Extracted data entries:
════════════════════

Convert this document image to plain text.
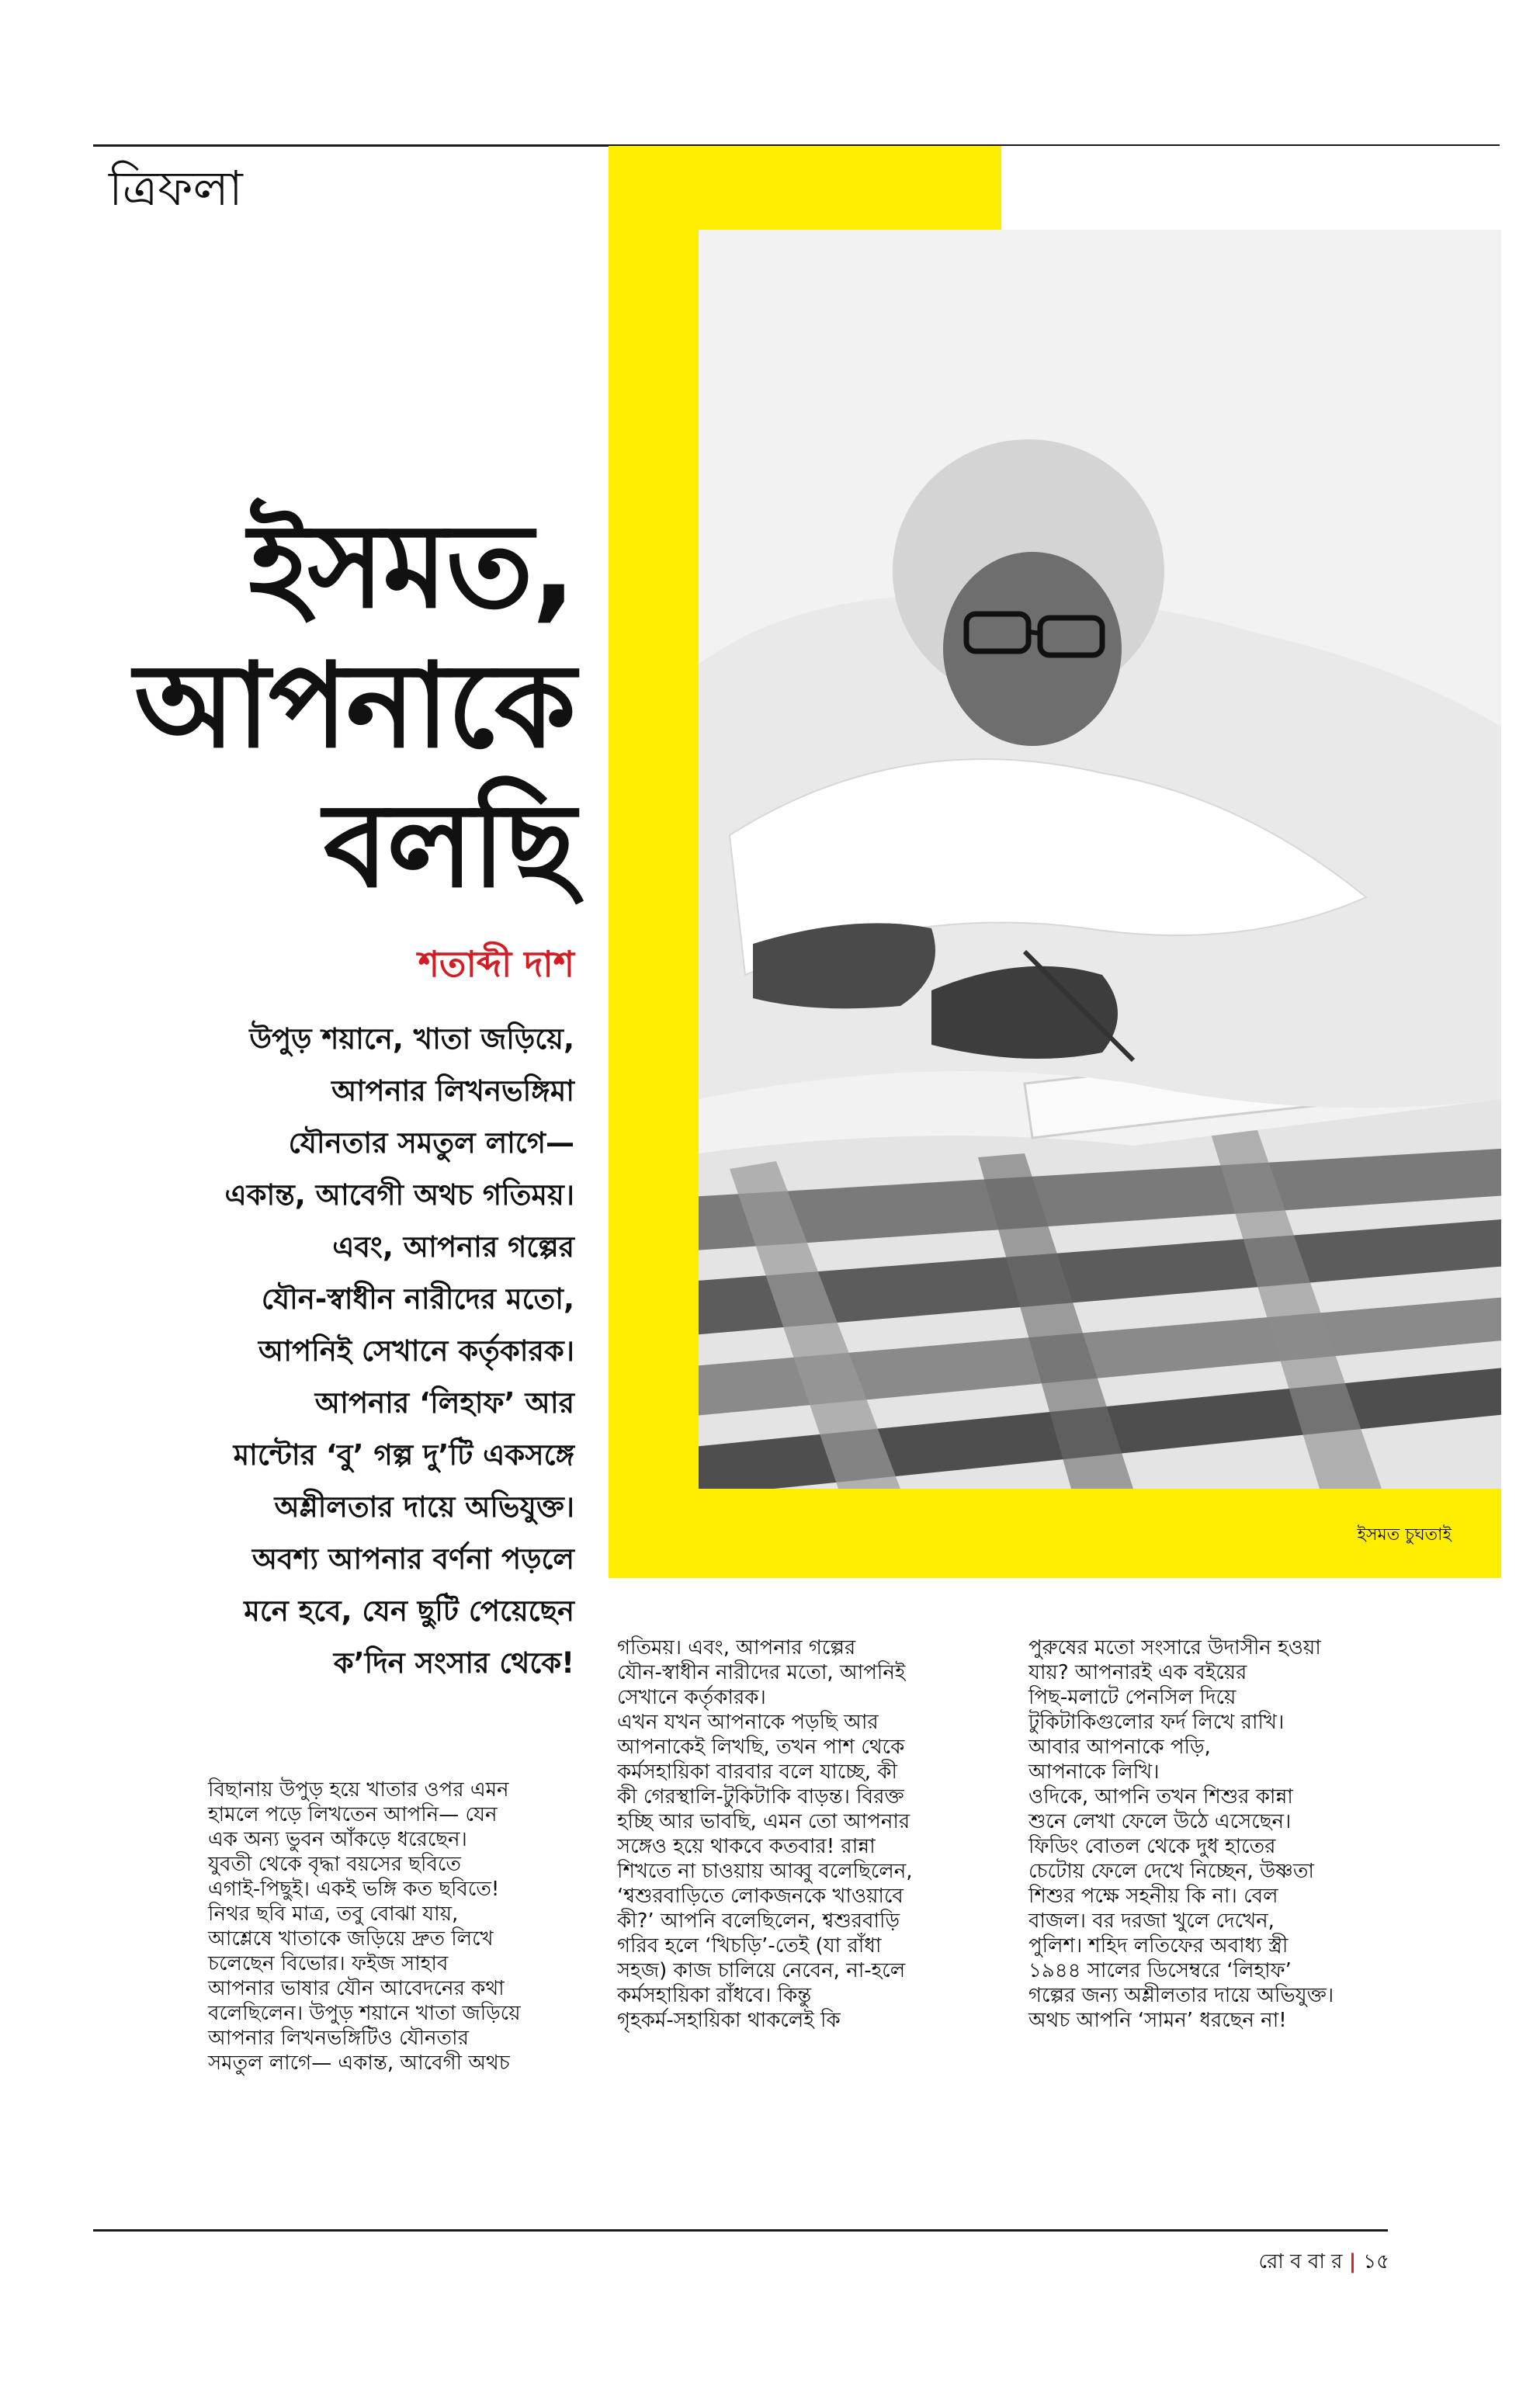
ত্রিফলা
ইসমত চুঘতাই
ইসমত,
আপনাকে
বলছি
শতাব্দী দাশ
উপুড় শয়ানে, খাতা জড়িয়ে,
আপনার লিখনভঙ্গিমা
যৌনতার সমতুল লাগে—
একান্ত, আবেগী অথচ গতিময়।
এবং, আপনার গল্পের
যৌন-স্বাধীন নারীদের মতো,
আপনিই সেখানে কর্তৃকারক।
আপনার ‘লিহাফ’ আর
মান্টোর ‘বু’ গল্প দু’টি একসঙ্গে
অশ্লীলতার দায়ে অভিযুক্ত।
অবশ্য আপনার বর্ণনা পড়লে
মনে হবে, যেন ছুটি পেয়েছেন
ক’দিন সংসার থেকে!
বিছানায় উপুড় হয়ে খাতার ওপর এমন
হামলে পড়ে লিখতেন আপনি— যেন
এক অন্য ভুবন আঁকড়ে ধরেছেন।
যুবতী থেকে বৃদ্ধা বয়সের ছবিতে
এগাই-পিছুই। একই ভঙ্গি কত ছবিতে!
নিথর ছবি মাত্র, তবু বোঝা যায়,
আশ্লেষে খাতাকে জড়িয়ে দ্রুত লিখে
চলেছেন বিভোর। ফইজ সাহাব
আপনার ভাষার যৌন আবেদনের কথা
বলেছিলেন। উপুড় শয়ানে খাতা জড়িয়ে
আপনার লিখনভঙ্গিটিও যৌনতার
সমতুল লাগে— একান্ত, আবেগী অথচ
গতিময়। এবং, আপনার গল্পের
যৌন-স্বাধীন নারীদের মতো, আপনিই
সেখানে কর্তৃকারক।
এখন যখন আপনাকে পড়ছি আর
আপনাকেই লিখছি, তখন পাশ থেকে
কর্মসহায়িকা বারবার বলে যাচ্ছে, কী
কী গেরস্থালি-টুকিটাকি বাড়ন্ত। বিরক্ত
হচ্ছি আর ভাবছি, এমন তো আপনার
সঙ্গেও হয়ে থাকবে কতবার! রান্না
শিখতে না চাওয়ায় আব্বু বলেছিলেন,
‘শ্বশুরবাড়িতে লোকজনকে খাওয়াবে
কী?’ আপনি বলেছিলেন, শ্বশুরবাড়ি
গরিব হলে ‘খিচড়ি’-তেই (যা রাঁধা
সহজ) কাজ চালিয়ে নেবেন, না-হলে
কর্মসহায়িকা রাঁধবে। কিন্তু
গৃহকর্ম-সহায়িকা থাকলেই কি
পুরুষের মতো সংসারে উদাসীন হওয়া
যায়? আপনারই এক বইয়ের
পিছ-মলাটে পেনসিল দিয়ে
টুকিটাকিগুলোর ফর্দ লিখে রাখি।
আবার আপনাকে পড়ি,
আপনাকে লিখি।
ওদিকে, আপনি তখন শিশুর কান্না
শুনে লেখা ফেলে উঠে এসেছেন।
ফিডিং বোতল থেকে দুধ হাতের
চেটোয় ফেলে দেখে নিচ্ছেন, উষ্ণতা
শিশুর পক্ষে সহনীয় কি না। বেল
বাজল। বর দরজা খুলে দেখেন,
পুলিশ। শহিদ লতিফের অবাধ্য স্ত্রী
১৯৪৪ সালের ডিসেম্বরে ‘লিহাফ’
গল্পের জন্য অশ্লীলতার দায়ে অভিযুক্ত।
অথচ আপনি ‘সামন’ ধরছেন না!
রো ব বা র | ১৫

════════════════════

▸ **Goal**
Repeat the entries exactly and keep the pictures out of the copy.

▸ **Finished task**
Convert this document image to plain text.
ত্রিফলা
ইসমত চুঘতাই
ইসমত,
আপনাকে
বলছি
শতাব্দী দাশ
উপুড় শয়ানে, খাতা জড়িয়ে,
আপনার লিখনভঙ্গিমা
যৌনতার সমতুল লাগে—
একান্ত, আবেগী অথচ গতিময়।
এবং, আপনার গল্পের
যৌন-স্বাধীন নারীদের মতো,
আপনিই সেখানে কর্তৃকারক।
আপনার ‘লিহাফ’ আর
মান্টোর ‘বু’ গল্প দু’টি একসঙ্গে
অশ্লীলতার দায়ে অভিযুক্ত।
অবশ্য আপনার বর্ণনা পড়লে
মনে হবে, যেন ছুটি পেয়েছেন
ক’দিন সংসার থেকে!
বিছানায় উপুড় হয়ে খাতার ওপর এমন
হামলে পড়ে লিখতেন আপনি— যেন
এক অন্য ভুবন আঁকড়ে ধরেছেন।
যুবতী থেকে বৃদ্ধা বয়সের ছবিতে
এগাই-পিছুই। একই ভঙ্গি কত ছবিতে!
নিথর ছবি মাত্র, তবু বোঝা যায়,
আশ্লেষে খাতাকে জড়িয়ে দ্রুত লিখে
চলেছেন বিভোর। ফইজ সাহাব
আপনার ভাষার যৌন আবেদনের কথা
বলেছিলেন। উপুড় শয়ানে খাতা জড়িয়ে
আপনার লিখনভঙ্গিটিও যৌনতার
সমতুল লাগে— একান্ত, আবেগী অথচ
গতিময়। এবং, আপনার গল্পের
যৌন-স্বাধীন নারীদের মতো, আপনিই
সেখানে কর্তৃকারক।
এখন যখন আপনাকে পড়ছি আর
আপনাকেই লিখছি, তখন পাশ থেকে
কর্মসহায়িকা বারবার বলে যাচ্ছে, কী
কী গেরস্থালি-টুকিটাকি বাড়ন্ত। বিরক্ত
হচ্ছি আর ভাবছি, এমন তো আপনার
সঙ্গেও হয়ে থাকবে কতবার! রান্না
শিখতে না চাওয়ায় আব্বু বলেছিলেন,
‘শ্বশুরবাড়িতে লোকজনকে খাওয়াবে
কী?’ আপনি বলেছিলেন, শ্বশুরবাড়ি
গরিব হলে ‘খিচড়ি’-তেই (যা রাঁধা
সহজ) কাজ চালিয়ে নেবেন, না-হলে
কর্মসহায়িকা রাঁধবে। কিন্তু
গৃহকর্ম-সহায়িকা থাকলেই কি
পুরুষের মতো সংসারে উদাসীন হওয়া
যায়? আপনারই এক বইয়ের
পিছ-মলাটে পেনসিল দিয়ে
টুকিটাকিগুলোর ফর্দ লিখে রাখি।
আবার আপনাকে পড়ি,
আপনাকে লিখি।
ওদিকে, আপনি তখন শিশুর কান্না
শুনে লেখা ফেলে উঠে এসেছেন।
ফিডিং বোতল থেকে দুধ হাতের
চেটোয় ফেলে দেখে নিচ্ছেন, উষ্ণতা
শিশুর পক্ষে সহনীয় কি না। বেল
বাজল। বর দরজা খুলে দেখেন,
পুলিশ। শহিদ লতিফের অবাধ্য স্ত্রী
১৯৪৪ সালের ডিসেম্বরে ‘লিহাফ’
গল্পের জন্য অশ্লীলতার দায়ে অভিযুক্ত।
অথচ আপনি ‘সামন’ ধরছেন না!
রো ব বা র | ১৫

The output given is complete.